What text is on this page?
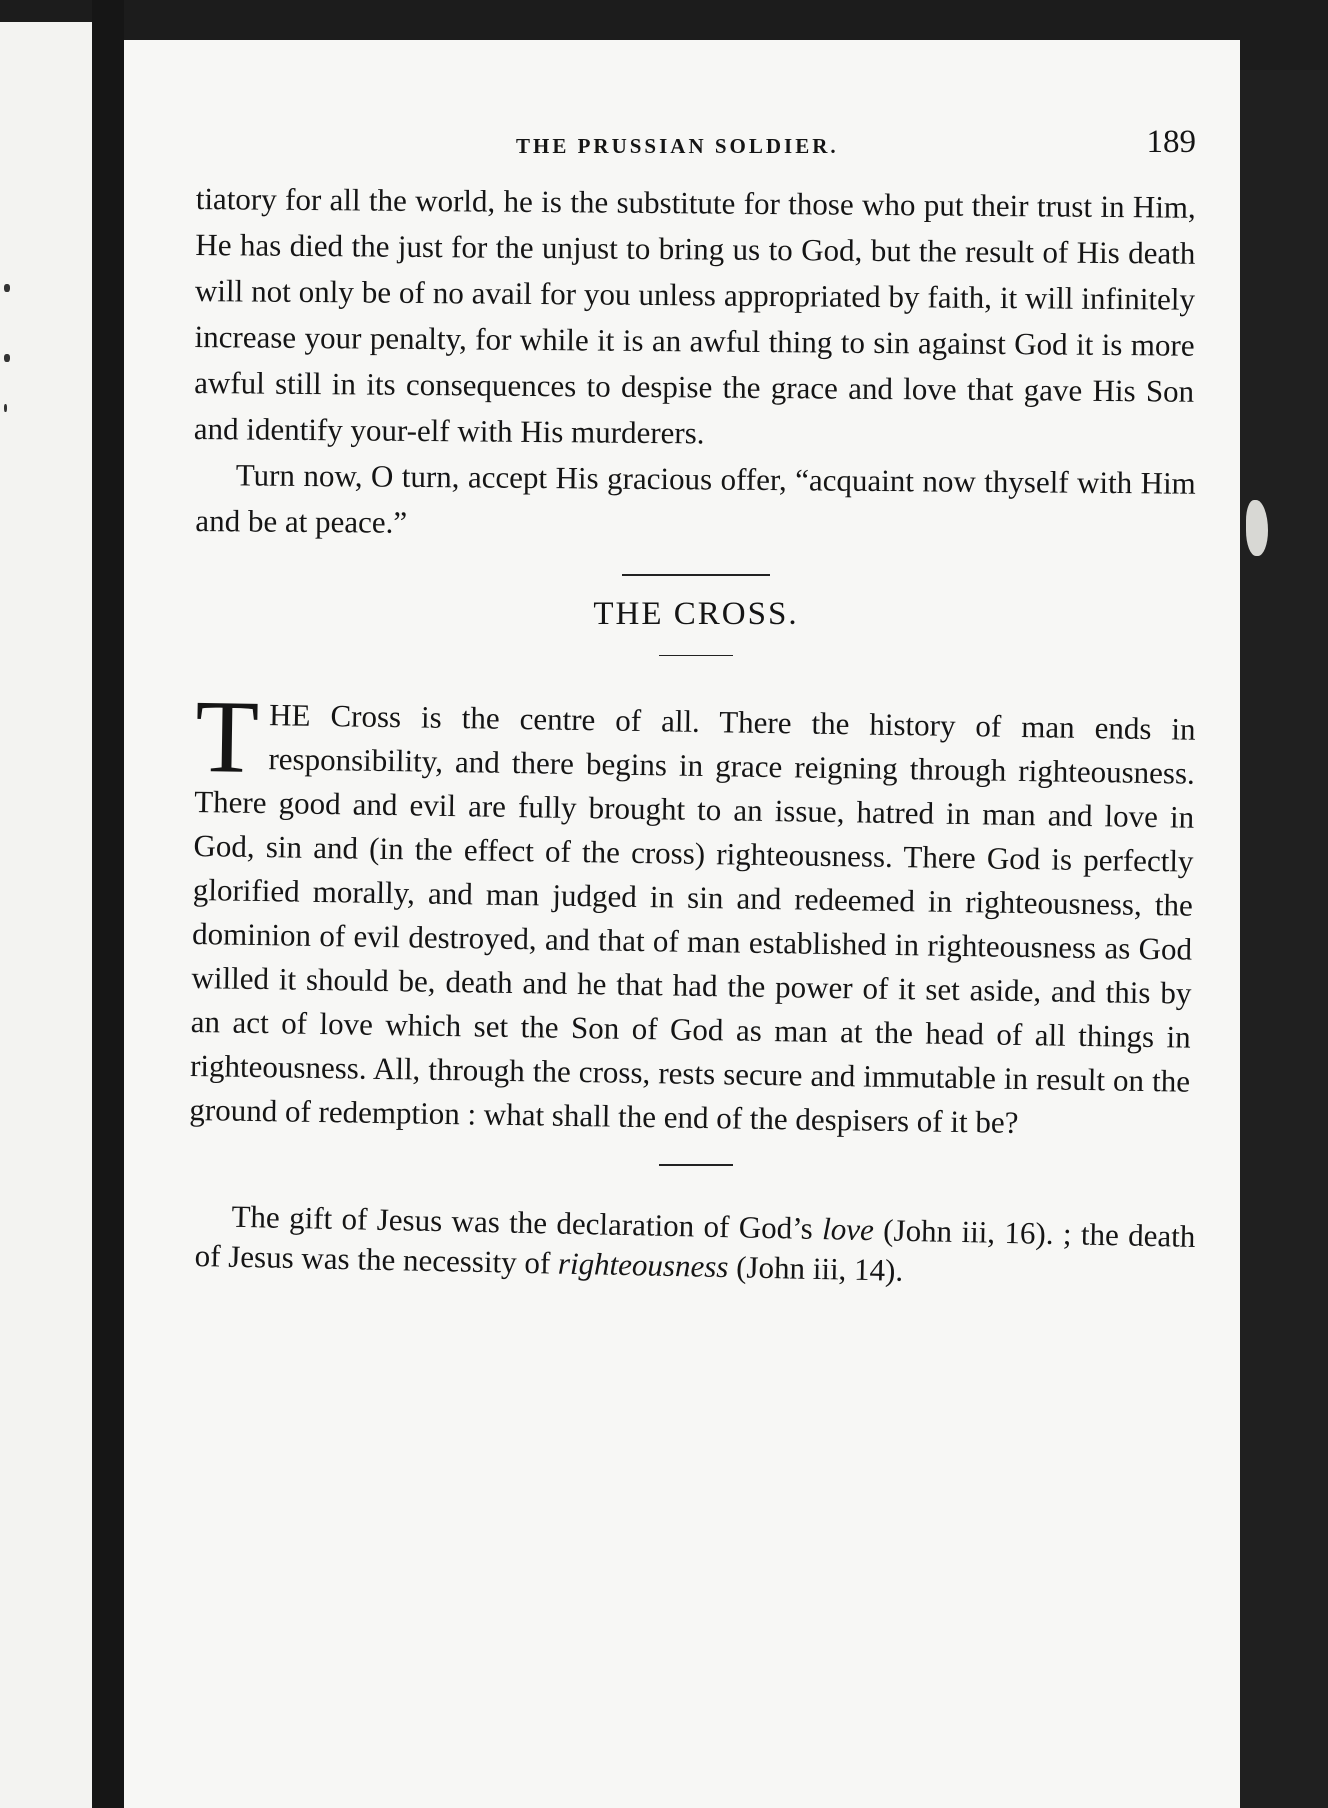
THE PRUSSIAN SOLDIER.	189

tiatory for all the world, he is the substitute for those who put their trust in Him, He has died the just for the unjust to bring us to God, but the result of His death will not only be of no avail for you unless appropriated by faith, it will infinitely increase your penalty, for while it is an awful thing to sin against God it is more awful still in its consequences to despise the grace and love that gave His Son and identify your-elf with His murderers.

Turn now, O turn, accept His gracious offer, “acquaint now thyself with Him and be at peace.”

THE CROSS.
THE Cross is the centre of all. There the history of man ends in responsibility, and there begins in grace reigning through righteousness. There good and evil are fully brought to an issue, hatred in man and love in God, sin and (in the effect of the cross) righteousness. There God is perfectly glorified morally, and man judged in sin and redeemed in righteousness, the dominion of evil destroyed, and that of man established in righteousness as God willed it should be, death and he that had the power of it set aside, and this by an act of love which set the Son of God as man at the head of all things in righteousness. All, through the cross, rests secure and immutable in result on the ground of redemption : what shall the end of the despisers of it be?
The gift of Jesus was the declaration of God’s love (John iii, 16). ; the death of Jesus was the necessity of righteousness (John iii, 14).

PROMPT - Scan the records above for the string "with", then report every line that contains it.

EXERCISE SOLUTION -
tiatory for all the world, he is the substitute for those who put their trust in Him, He has died the just for the unjust to bring us to God, but the result of His death will not only be of no avail for you unless appropriated by faith, it will infinitely increase your penalty, for while it is an awful thing to sin against God it is more awful still in its consequences to despise the grace and love that gave His Son and identify your-elf with His murderers.
Turn now, O turn, accept His gracious offer, “acquaint now thyself with Him and be at peace.”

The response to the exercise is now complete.